───── Stored rows ─────

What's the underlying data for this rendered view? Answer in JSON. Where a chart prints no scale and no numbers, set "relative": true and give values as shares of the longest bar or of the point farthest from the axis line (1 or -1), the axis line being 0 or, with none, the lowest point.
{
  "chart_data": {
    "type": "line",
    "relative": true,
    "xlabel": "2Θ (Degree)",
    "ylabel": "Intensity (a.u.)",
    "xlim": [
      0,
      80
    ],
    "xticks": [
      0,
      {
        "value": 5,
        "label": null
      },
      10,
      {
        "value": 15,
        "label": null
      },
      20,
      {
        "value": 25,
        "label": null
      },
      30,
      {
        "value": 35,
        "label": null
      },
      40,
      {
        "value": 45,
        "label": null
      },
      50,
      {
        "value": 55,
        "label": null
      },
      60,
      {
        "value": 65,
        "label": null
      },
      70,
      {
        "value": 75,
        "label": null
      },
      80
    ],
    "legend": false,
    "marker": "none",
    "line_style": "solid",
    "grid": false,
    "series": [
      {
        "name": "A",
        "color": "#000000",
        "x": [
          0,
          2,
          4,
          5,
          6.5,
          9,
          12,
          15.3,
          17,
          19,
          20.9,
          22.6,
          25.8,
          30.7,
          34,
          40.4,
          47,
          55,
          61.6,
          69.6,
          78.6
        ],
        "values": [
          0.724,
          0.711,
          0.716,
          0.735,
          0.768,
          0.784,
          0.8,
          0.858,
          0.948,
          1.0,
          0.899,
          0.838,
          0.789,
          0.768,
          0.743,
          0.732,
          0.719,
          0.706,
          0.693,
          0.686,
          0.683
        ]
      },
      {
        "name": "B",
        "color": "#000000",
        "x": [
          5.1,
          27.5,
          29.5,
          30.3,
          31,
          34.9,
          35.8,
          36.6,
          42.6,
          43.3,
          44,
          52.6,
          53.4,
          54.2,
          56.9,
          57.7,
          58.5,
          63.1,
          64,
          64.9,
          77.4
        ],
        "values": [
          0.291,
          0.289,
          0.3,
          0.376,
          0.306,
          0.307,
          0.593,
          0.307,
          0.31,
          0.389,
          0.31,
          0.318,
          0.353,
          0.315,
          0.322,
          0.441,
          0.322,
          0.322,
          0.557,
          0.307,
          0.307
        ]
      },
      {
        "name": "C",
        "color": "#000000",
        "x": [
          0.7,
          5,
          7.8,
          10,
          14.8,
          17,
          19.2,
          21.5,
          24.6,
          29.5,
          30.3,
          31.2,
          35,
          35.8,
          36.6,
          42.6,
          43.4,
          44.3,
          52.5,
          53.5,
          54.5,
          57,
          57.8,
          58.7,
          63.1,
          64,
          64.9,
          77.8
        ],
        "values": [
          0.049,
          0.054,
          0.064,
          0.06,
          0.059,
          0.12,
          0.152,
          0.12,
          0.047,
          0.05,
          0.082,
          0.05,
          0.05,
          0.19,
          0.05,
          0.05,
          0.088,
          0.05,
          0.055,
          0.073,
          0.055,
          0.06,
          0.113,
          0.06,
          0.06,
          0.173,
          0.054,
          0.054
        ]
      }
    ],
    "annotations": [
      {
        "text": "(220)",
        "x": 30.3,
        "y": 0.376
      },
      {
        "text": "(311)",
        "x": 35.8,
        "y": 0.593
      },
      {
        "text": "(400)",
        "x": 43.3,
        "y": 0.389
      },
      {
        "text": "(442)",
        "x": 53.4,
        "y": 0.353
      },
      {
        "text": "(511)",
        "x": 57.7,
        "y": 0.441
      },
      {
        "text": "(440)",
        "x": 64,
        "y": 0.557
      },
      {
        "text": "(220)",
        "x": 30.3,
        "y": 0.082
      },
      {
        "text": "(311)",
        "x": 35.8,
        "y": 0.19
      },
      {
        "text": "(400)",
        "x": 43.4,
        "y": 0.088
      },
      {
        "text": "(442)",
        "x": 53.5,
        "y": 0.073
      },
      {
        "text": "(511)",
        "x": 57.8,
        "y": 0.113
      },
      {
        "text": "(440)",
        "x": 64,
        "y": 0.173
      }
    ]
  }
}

─────
───── Stored rows ─────

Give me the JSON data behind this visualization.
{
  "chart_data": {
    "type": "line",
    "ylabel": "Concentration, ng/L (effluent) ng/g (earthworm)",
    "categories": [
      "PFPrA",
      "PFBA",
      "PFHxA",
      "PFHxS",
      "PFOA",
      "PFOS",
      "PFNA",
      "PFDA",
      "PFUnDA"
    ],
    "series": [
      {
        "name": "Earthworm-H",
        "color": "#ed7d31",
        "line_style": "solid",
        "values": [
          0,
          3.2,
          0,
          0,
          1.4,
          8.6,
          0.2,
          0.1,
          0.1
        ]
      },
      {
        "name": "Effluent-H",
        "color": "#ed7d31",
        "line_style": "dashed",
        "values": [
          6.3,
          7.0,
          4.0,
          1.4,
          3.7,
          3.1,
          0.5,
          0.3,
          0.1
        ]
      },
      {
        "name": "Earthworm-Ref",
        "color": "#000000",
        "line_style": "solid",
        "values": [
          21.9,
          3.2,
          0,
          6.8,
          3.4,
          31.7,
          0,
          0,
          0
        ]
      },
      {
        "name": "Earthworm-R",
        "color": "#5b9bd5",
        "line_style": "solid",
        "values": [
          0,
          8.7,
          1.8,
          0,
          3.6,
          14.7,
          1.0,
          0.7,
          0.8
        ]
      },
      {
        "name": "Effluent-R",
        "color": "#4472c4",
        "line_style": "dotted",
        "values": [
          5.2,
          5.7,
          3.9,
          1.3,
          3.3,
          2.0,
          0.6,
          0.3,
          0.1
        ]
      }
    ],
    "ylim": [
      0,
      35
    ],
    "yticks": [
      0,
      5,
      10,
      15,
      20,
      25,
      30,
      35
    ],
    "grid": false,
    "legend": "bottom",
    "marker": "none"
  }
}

─────
───── Stored rows ─────

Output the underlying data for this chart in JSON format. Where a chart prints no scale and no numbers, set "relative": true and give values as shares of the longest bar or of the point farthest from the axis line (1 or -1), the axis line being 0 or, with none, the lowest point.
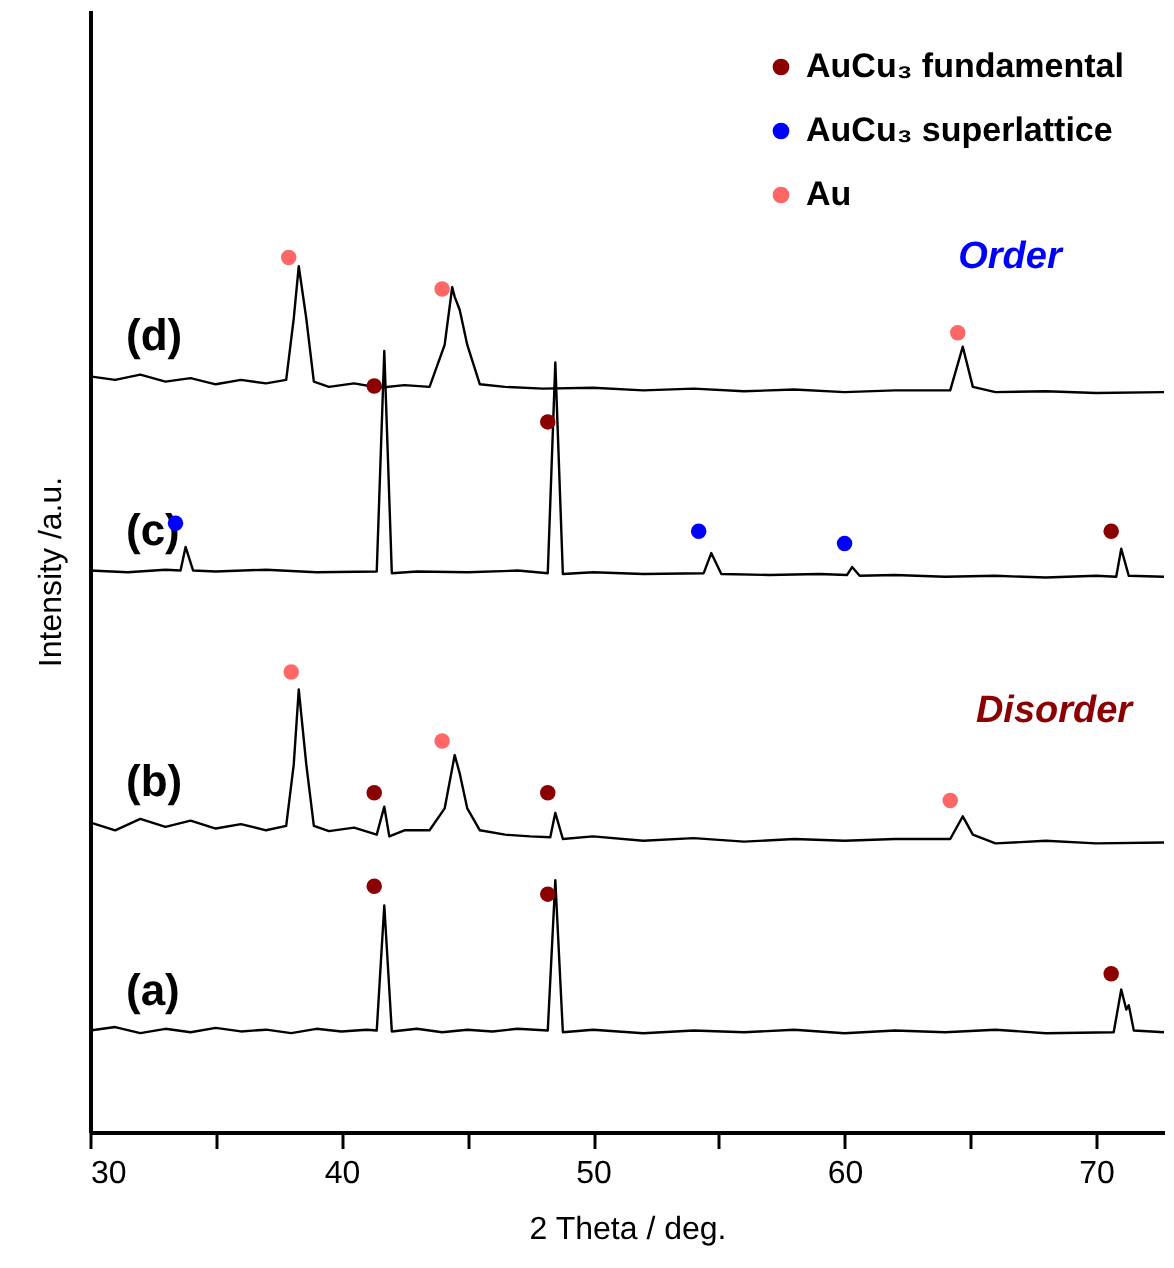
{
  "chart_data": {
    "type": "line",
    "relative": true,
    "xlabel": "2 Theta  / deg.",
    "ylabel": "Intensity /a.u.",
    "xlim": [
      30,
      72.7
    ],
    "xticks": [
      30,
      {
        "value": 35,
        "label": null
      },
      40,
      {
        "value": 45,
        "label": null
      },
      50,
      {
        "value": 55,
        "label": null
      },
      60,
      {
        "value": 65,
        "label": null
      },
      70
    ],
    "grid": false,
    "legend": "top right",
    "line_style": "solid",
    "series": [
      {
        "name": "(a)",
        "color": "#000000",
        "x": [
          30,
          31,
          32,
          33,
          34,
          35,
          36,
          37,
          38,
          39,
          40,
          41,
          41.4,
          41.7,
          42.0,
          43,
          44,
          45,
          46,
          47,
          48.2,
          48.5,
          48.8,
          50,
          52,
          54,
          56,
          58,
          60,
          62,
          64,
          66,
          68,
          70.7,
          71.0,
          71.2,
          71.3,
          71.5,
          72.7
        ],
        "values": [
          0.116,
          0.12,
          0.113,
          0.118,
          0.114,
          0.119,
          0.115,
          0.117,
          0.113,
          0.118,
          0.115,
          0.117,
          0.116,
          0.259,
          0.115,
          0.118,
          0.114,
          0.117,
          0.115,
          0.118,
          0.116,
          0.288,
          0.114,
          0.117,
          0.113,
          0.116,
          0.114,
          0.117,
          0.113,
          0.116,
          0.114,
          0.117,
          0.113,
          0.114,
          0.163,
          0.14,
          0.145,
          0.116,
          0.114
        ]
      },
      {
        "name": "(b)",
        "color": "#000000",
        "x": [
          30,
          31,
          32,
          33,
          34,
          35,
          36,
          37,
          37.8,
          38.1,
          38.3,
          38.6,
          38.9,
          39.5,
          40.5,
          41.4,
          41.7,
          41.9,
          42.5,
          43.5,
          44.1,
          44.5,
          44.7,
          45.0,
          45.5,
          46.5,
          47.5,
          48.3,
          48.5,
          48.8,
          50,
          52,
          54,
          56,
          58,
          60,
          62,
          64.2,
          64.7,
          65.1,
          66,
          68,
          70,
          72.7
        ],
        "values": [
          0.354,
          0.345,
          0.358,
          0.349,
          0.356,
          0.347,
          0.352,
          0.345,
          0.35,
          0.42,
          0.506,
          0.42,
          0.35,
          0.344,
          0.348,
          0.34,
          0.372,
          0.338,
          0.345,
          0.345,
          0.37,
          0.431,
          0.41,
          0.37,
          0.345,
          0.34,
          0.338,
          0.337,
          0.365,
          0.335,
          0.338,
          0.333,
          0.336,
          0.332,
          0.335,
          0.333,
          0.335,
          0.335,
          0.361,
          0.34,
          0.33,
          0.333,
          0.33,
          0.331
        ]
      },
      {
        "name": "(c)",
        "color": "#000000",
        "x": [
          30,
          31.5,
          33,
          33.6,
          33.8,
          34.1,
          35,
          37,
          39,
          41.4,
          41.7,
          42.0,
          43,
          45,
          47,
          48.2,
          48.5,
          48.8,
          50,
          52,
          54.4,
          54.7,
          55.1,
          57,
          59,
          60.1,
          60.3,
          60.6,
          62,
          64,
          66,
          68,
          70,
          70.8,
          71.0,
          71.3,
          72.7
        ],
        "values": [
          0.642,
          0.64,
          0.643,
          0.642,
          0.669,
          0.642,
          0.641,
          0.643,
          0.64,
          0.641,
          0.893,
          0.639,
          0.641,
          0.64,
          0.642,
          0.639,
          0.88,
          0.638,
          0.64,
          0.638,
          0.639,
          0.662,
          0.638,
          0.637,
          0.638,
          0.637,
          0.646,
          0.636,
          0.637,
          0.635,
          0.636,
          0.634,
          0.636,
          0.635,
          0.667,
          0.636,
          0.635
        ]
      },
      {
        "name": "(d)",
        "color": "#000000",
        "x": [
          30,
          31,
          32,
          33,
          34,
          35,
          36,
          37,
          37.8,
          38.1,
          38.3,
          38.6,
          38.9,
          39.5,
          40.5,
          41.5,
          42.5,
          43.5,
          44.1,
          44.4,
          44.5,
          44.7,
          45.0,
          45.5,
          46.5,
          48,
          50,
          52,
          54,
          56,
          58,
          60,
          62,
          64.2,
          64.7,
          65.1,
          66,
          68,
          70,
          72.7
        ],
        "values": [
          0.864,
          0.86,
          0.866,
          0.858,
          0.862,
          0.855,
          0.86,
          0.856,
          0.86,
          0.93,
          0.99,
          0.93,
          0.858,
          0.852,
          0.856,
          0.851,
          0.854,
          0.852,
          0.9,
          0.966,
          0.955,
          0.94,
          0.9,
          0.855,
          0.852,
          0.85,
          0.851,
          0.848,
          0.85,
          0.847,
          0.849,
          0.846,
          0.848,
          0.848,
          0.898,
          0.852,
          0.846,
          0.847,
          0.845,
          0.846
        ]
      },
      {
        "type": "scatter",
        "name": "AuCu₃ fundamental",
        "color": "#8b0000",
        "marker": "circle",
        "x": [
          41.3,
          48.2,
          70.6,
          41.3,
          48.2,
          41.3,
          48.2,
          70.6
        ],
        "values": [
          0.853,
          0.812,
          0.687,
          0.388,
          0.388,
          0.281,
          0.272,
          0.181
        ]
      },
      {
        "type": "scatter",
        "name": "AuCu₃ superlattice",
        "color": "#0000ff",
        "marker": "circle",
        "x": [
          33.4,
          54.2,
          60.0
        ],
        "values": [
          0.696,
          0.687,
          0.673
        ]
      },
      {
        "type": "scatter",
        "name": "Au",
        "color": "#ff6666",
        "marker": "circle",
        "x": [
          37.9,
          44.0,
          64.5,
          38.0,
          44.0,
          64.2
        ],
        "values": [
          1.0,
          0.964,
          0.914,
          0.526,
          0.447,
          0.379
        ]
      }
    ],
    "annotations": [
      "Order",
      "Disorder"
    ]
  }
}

─────

→ **Directions for this task**:
Check every line of the listing for the string "Where" and report how many lines have it, as a number alone.

→ **Written solution**:
2